DATA SUPPLIED

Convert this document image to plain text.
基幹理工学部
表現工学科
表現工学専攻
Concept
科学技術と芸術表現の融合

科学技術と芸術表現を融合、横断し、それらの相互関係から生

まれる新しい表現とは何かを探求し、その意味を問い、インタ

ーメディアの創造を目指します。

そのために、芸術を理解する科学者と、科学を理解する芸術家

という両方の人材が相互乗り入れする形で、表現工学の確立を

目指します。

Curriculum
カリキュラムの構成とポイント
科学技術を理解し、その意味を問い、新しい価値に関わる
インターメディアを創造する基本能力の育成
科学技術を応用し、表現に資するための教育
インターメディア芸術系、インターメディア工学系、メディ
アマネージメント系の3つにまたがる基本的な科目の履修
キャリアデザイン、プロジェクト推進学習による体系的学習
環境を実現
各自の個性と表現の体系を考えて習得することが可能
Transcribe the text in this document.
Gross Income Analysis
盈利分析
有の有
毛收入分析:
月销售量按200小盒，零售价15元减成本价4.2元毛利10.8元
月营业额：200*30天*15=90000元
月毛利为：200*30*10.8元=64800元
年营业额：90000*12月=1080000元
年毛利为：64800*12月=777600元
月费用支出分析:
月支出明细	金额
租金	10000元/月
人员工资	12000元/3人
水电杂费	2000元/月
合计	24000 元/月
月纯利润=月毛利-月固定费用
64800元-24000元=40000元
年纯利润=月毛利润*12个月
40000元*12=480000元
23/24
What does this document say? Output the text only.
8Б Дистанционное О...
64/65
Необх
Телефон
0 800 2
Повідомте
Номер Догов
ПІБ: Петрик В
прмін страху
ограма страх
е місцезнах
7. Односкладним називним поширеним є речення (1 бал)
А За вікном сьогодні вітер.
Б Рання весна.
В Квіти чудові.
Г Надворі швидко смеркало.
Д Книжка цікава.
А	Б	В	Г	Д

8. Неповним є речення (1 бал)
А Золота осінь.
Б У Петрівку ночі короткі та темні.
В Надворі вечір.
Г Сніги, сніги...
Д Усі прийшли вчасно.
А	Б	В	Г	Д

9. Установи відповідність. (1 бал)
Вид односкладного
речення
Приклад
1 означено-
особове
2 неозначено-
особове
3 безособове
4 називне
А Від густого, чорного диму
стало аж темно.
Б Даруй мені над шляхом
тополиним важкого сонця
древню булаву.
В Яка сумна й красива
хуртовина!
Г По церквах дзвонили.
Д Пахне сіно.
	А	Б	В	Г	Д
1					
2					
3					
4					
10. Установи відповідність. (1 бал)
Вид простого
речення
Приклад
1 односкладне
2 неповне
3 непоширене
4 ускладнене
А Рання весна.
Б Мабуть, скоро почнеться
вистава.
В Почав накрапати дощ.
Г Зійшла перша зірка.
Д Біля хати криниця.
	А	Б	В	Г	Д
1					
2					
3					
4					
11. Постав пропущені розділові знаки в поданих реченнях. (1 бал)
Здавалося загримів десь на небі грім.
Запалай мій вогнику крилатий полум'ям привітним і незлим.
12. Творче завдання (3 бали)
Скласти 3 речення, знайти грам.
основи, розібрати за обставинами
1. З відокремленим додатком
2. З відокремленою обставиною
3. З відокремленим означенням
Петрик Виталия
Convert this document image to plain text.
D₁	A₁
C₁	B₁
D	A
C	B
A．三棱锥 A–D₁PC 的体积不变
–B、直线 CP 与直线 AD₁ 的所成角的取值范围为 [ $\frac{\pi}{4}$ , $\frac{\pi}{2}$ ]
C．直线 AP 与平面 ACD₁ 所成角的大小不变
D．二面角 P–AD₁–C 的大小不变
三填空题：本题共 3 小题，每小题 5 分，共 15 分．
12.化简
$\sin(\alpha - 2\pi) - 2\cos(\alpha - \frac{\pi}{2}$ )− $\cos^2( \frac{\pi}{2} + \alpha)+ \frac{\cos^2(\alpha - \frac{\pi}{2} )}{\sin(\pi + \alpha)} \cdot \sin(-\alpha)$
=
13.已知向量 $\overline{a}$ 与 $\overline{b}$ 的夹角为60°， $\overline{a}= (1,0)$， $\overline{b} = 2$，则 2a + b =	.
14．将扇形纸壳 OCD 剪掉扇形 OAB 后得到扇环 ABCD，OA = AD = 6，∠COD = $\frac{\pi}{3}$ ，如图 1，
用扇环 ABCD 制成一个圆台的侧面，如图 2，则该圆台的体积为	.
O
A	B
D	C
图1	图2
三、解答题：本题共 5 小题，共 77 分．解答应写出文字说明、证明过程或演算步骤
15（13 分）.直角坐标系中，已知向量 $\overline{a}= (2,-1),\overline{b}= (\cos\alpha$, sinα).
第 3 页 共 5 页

WHAT IS REQUIRED
Pick out the lines that have the word "this". Copy them all.

PROBLEM SOLUTION
Convert this document image to plain text.
Transcribe the text in this document.
What does this document say? Output the text only.
Convert this document image to plain text.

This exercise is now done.